BEGIN

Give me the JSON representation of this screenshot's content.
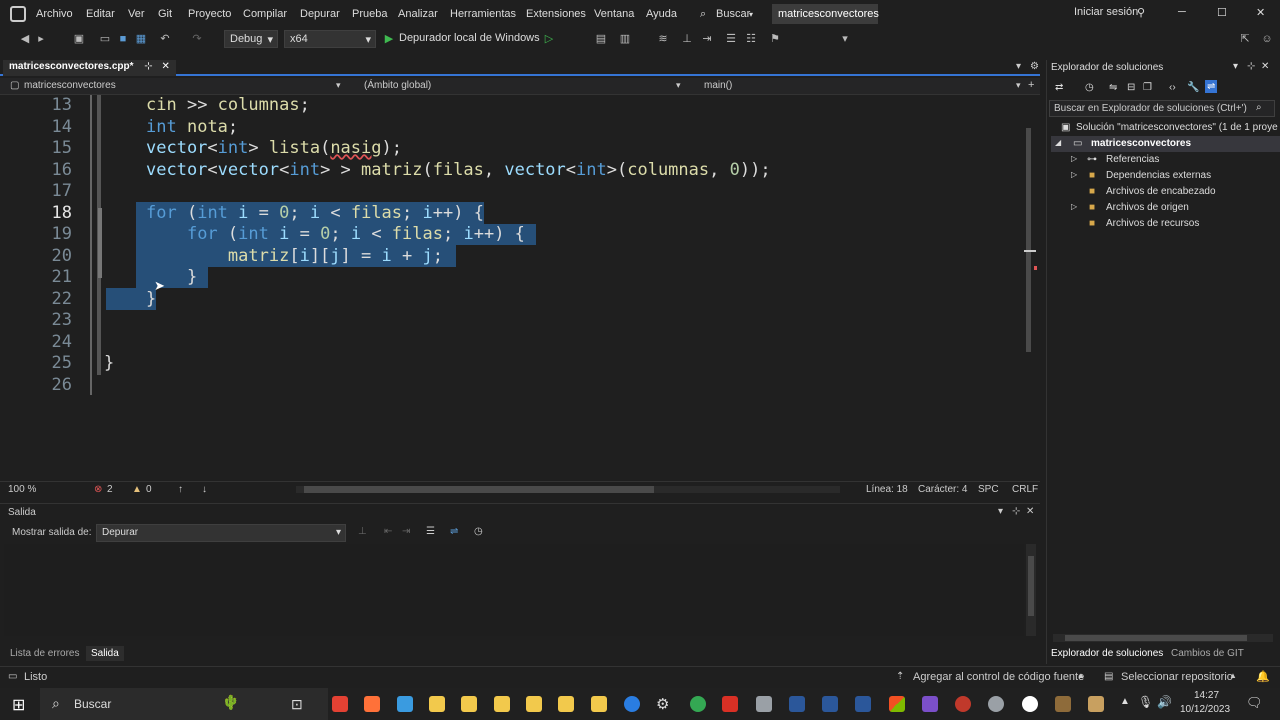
{
  "menu": [
    "Archivo",
    "Editar",
    "Ver",
    "Git",
    "Proyecto",
    "Compilar",
    "Depurar",
    "Prueba",
    "Analizar",
    "Herramientas",
    "Extensiones",
    "Ventana",
    "Ayuda"
  ],
  "search_label": "Buscar",
  "solution_name": "matricesconvectores",
  "signin": "Iniciar sesión",
  "toolbar": {
    "config": "Debug",
    "platform": "x64",
    "debugger": "Depurador local de Windows"
  },
  "editor": {
    "tab": "matricesconvectores.cpp*",
    "nav_project": "matricesconvectores",
    "nav_scope": "(Ámbito global)",
    "nav_function": "main()"
  },
  "code_lines": [
    {
      "n": "13",
      "t": "cin >> columnas;"
    },
    {
      "n": "14",
      "t": "int nota;"
    },
    {
      "n": "15",
      "t": "vector<int> lista(nasig);"
    },
    {
      "n": "16",
      "t": "vector<vector<int> > matriz(filas, vector<int>(columnas, 0));"
    },
    {
      "n": "17",
      "t": ""
    },
    {
      "n": "18",
      "t": "for (int i = 0; i < filas; i++) {"
    },
    {
      "n": "19",
      "t": "    for (int i = 0; i < filas; i++) {"
    },
    {
      "n": "20",
      "t": "        matriz[i][j] = i + j;"
    },
    {
      "n": "21",
      "t": "    }"
    },
    {
      "n": "22",
      "t": "}"
    },
    {
      "n": "23",
      "t": ""
    },
    {
      "n": "24",
      "t": ""
    },
    {
      "n": "25",
      "t": "}"
    },
    {
      "n": "26",
      "t": ""
    }
  ],
  "status_line": {
    "zoom": "100 %",
    "errors": "2",
    "warnings": "0",
    "line": "Línea: 18",
    "char": "Carácter: 4",
    "spc": "SPC",
    "crlf": "CRLF"
  },
  "output": {
    "title": "Salida",
    "show_label": "Mostrar salida de:",
    "source": "Depurar"
  },
  "bottom_tabs": [
    "Lista de errores",
    "Salida"
  ],
  "solution_explorer": {
    "title": "Explorador de soluciones",
    "search": "Buscar en Explorador de soluciones (Ctrl+')",
    "solution": "Solución \"matricesconvectores\" (1 de 1 proye",
    "project": "matricesconvectores",
    "items": [
      "Referencias",
      "Dependencias externas",
      "Archivos de encabezado",
      "Archivos de origen",
      "Archivos de recursos"
    ],
    "tabs": [
      "Explorador de soluciones",
      "Cambios de GIT"
    ]
  },
  "statusbar": {
    "ready": "Listo",
    "git_add": "Agregar al control de código fuente",
    "repo": "Seleccionar repositorio"
  },
  "taskbar": {
    "search": "Buscar",
    "time": "14:27",
    "date": "10/12/2023"
  }
}
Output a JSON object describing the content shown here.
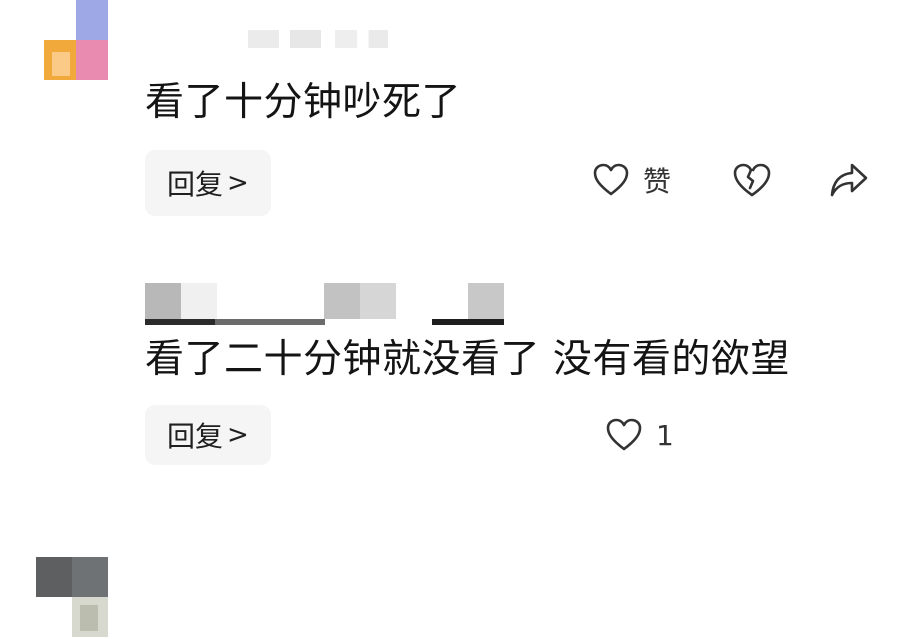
{
  "comments": [
    {
      "text": "看了十分钟吵死了",
      "reply_label": "回复",
      "reply_chevron": ">",
      "like_label": "赞",
      "icons": [
        "heart-icon",
        "broken-heart-icon",
        "share-icon"
      ]
    },
    {
      "text": "看了二十分钟就没看了 没有看的欲望",
      "reply_label": "回复",
      "reply_chevron": ">",
      "like_label": "1",
      "icons": [
        "heart-icon"
      ]
    }
  ],
  "colors": {
    "avatar1": [
      "#9fa8e6",
      "#f2a93b",
      "#e98bb0"
    ],
    "avatar2": [
      "#5d5f61",
      "#8a8d8f",
      "#d7d9cf"
    ],
    "button_bg": "#f5f5f5",
    "text": "#141414"
  }
}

END

Required work: Extract each line holding the word "matricesconvectores" from the records.

Task response:
  "solution_name": "matricesconvectores",
    "tab": "matricesconvectores.cpp*",
    "nav_project": "matricesconvectores",
    "solution": "Solución \"matricesconvectores\" (1 de 1 proye",
    "project": "matricesconvectores",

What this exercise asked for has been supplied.